◆ **INSTRUCTIONS FOR THE TASK**
Omit every picture while repeating the entries exactly.

━━ INPUT

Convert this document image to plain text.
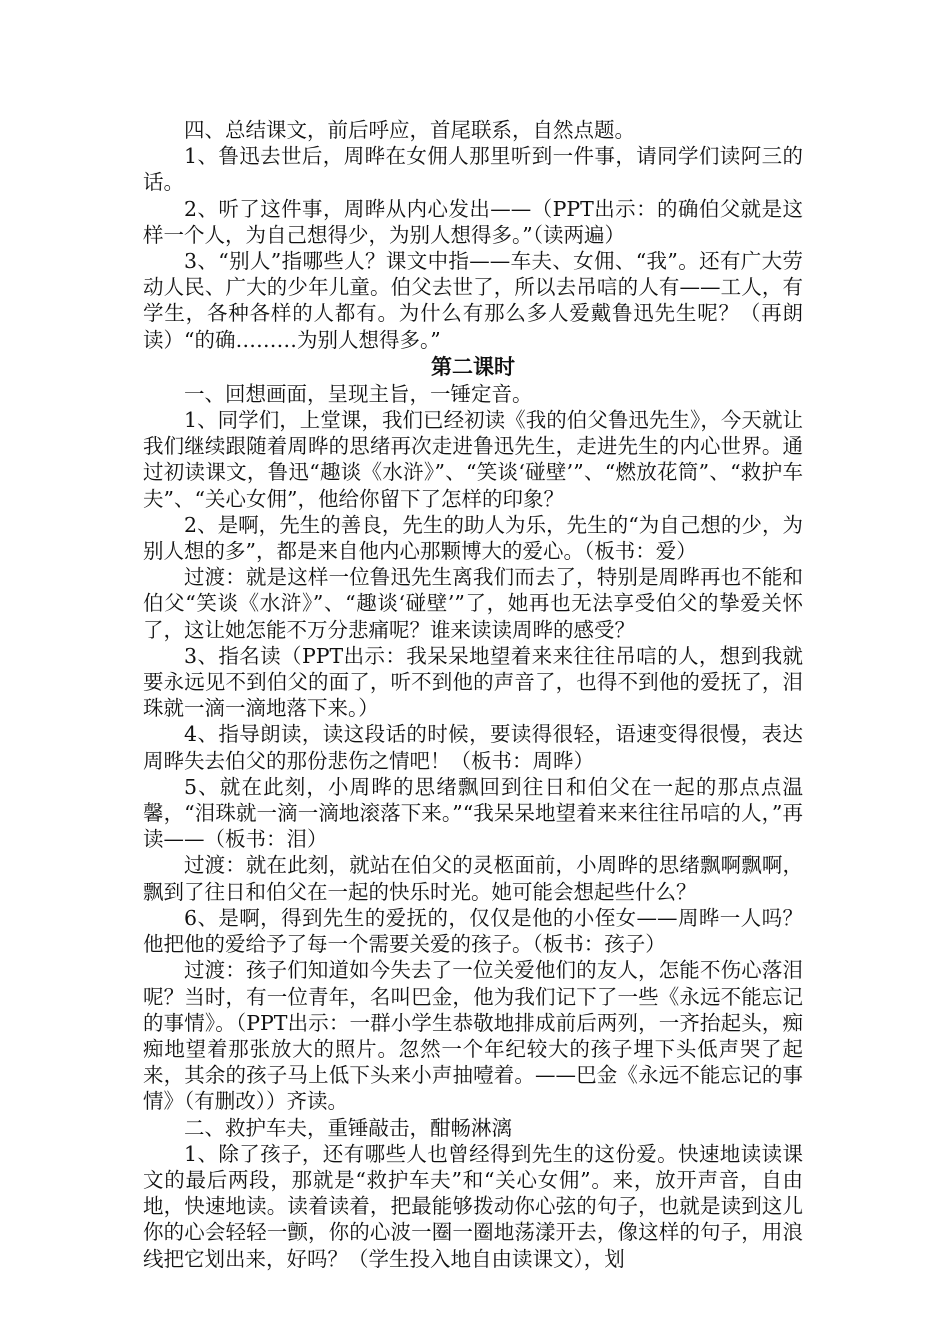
四、总结课文，前后呼应，首尾联系，自然点题。

1、鲁迅去世后，周晔在女佣人那里听到一件事，请同学们读阿三的话。

2、听了这件事，周晔从内心发出——（PPT出示：的确伯父就是这样一个人，为自己想得少，为别人想得多。”（读两遍）

3、“别人”指哪些人？课文中指——车夫、女佣、“我”。还有广大劳动人民、广大的少年儿童。伯父去世了，所以去吊唁的人有——工人，有学生，各种各样的人都有。为什么有那么多人爱戴鲁迅先生呢？（再朗读）“的确………为别人想得多。”

第二课时

一、回想画面，呈现主旨，一锤定音。

1、同学们，上堂课，我们已经初读《我的伯父鲁迅先生》，今天就让我们继续跟随着周晔的思绪再次走进鲁迅先生，走进先生的内心世界。通过初读课文，鲁迅“趣谈《水浒》”、“笑谈‘碰壁’”、“燃放花筒”、“救护车夫”、“关心女佣”，他给你留下了怎样的印象？

2、是啊，先生的善良，先生的助人为乐，先生的“为自己想的少，为别人想的多”，都是来自他内心那颗博大的爱心。（板书：爱）

过渡：就是这样一位鲁迅先生离我们而去了，特别是周晔再也不能和伯父“笑谈《水浒》”、“趣谈‘碰壁’”了，她再也无法享受伯父的挚爱关怀了，这让她怎能不万分悲痛呢？谁来读读周晔的感受？

3、指名读（PPT出示：我呆呆地望着来来往往吊唁的人，想到我就要永远见不到伯父的面了，听不到他的声音了，也得不到他的爱抚了，泪珠就一滴一滴地落下来。）

4、指导朗读，读这段话的时候，要读得很轻，语速变得很慢，表达周晔失去伯父的那份悲伤之情吧！（板书：周晔）

5、就在此刻，小周晔的思绪飘回到往日和伯父在一起的那点点温馨，“泪珠就一滴一滴地滚落下来。”“我呆呆地望着来来往往吊唁的人，”再读——（板书：泪）

过渡：就在此刻，就站在伯父的灵柩面前，小周晔的思绪飘啊飘啊，飘到了往日和伯父在一起的快乐时光。她可能会想起些什么？

6、是啊，得到先生的爱抚的，仅仅是他的小侄女——周晔一人吗？他把他的爱给予了每一个需要关爱的孩子。（板书：孩子）

过渡：孩子们知道如今失去了一位关爱他们的友人，怎能不伤心落泪呢？当时，有一位青年，名叫巴金，他为我们记下了一些《永远不能忘记的事情》。（PPT出示：一群小学生恭敬地排成前后两列，一齐抬起头，痴痴地望着那张放大的照片。忽然一个年纪较大的孩子埋下头低声哭了起来，其余的孩子马上低下头来小声抽噎着。——巴金《永远不能忘记的事情》（有删改））齐读。

二、救护车夫，重锤敲击，酣畅淋漓

1、除了孩子，还有哪些人也曾经得到先生的这份爱。快速地读读课文的最后两段，那就是“救护车夫”和“关心女佣”。来，放开声音，自由地，快速地读。读着读着，把最能够拨动你心弦的句子，也就是读到这儿你的心会轻轻一颤，你的心波一圈一圈地荡漾开去，像这样的句子，用浪线把它划出来，好吗？（学生投入地自由读课文），划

━━━━

◆ **RESULT FOR THIS EXERCISE**
Convert this document image to plain text.
四、总结课文，前后呼应，首尾联系，自然点题。

1、鲁迅去世后，周晔在女佣人那里听到一件事，请同学们读阿三的话。

2、听了这件事，周晔从内心发出——（PPT出示：的确伯父就是这样一个人，为自己想得少，为别人想得多。”（读两遍）

3、“别人”指哪些人？课文中指——车夫、女佣、“我”。还有广大劳动人民、广大的少年儿童。伯父去世了，所以去吊唁的人有——工人，有学生，各种各样的人都有。为什么有那么多人爱戴鲁迅先生呢？（再朗读）“的确………为别人想得多。”

第二课时

一、回想画面，呈现主旨，一锤定音。

1、同学们，上堂课，我们已经初读《我的伯父鲁迅先生》，今天就让我们继续跟随着周晔的思绪再次走进鲁迅先生，走进先生的内心世界。通过初读课文，鲁迅“趣谈《水浒》”、“笑谈‘碰壁’”、“燃放花筒”、“救护车夫”、“关心女佣”，他给你留下了怎样的印象？

2、是啊，先生的善良，先生的助人为乐，先生的“为自己想的少，为别人想的多”，都是来自他内心那颗博大的爱心。（板书：爱）

过渡：就是这样一位鲁迅先生离我们而去了，特别是周晔再也不能和伯父“笑谈《水浒》”、“趣谈‘碰壁’”了，她再也无法享受伯父的挚爱关怀了，这让她怎能不万分悲痛呢？谁来读读周晔的感受？

3、指名读（PPT出示：我呆呆地望着来来往往吊唁的人，想到我就要永远见不到伯父的面了，听不到他的声音了，也得不到他的爱抚了，泪珠就一滴一滴地落下来。）

4、指导朗读，读这段话的时候，要读得很轻，语速变得很慢，表达周晔失去伯父的那份悲伤之情吧！（板书：周晔）

5、就在此刻，小周晔的思绪飘回到往日和伯父在一起的那点点温馨，“泪珠就一滴一滴地滚落下来。”“我呆呆地望着来来往往吊唁的人，”再读——（板书：泪）

过渡：就在此刻，就站在伯父的灵柩面前，小周晔的思绪飘啊飘啊，飘到了往日和伯父在一起的快乐时光。她可能会想起些什么？

6、是啊，得到先生的爱抚的，仅仅是他的小侄女——周晔一人吗？他把他的爱给予了每一个需要关爱的孩子。（板书：孩子）

过渡：孩子们知道如今失去了一位关爱他们的友人，怎能不伤心落泪呢？当时，有一位青年，名叫巴金，他为我们记下了一些《永远不能忘记的事情》。（PPT出示：一群小学生恭敬地排成前后两列，一齐抬起头，痴痴地望着那张放大的照片。忽然一个年纪较大的孩子埋下头低声哭了起来，其余的孩子马上低下头来小声抽噎着。——巴金《永远不能忘记的事情》（有删改））齐读。

二、救护车夫，重锤敲击，酣畅淋漓

1、除了孩子，还有哪些人也曾经得到先生的这份爱。快速地读读课文的最后两段，那就是“救护车夫”和“关心女佣”。来，放开声音，自由地，快速地读。读着读着，把最能够拨动你心弦的句子，也就是读到这儿你的心会轻轻一颤，你的心波一圈一圈地荡漾开去，像这样的句子，用浪线把它划出来，好吗？（学生投入地自由读课文），划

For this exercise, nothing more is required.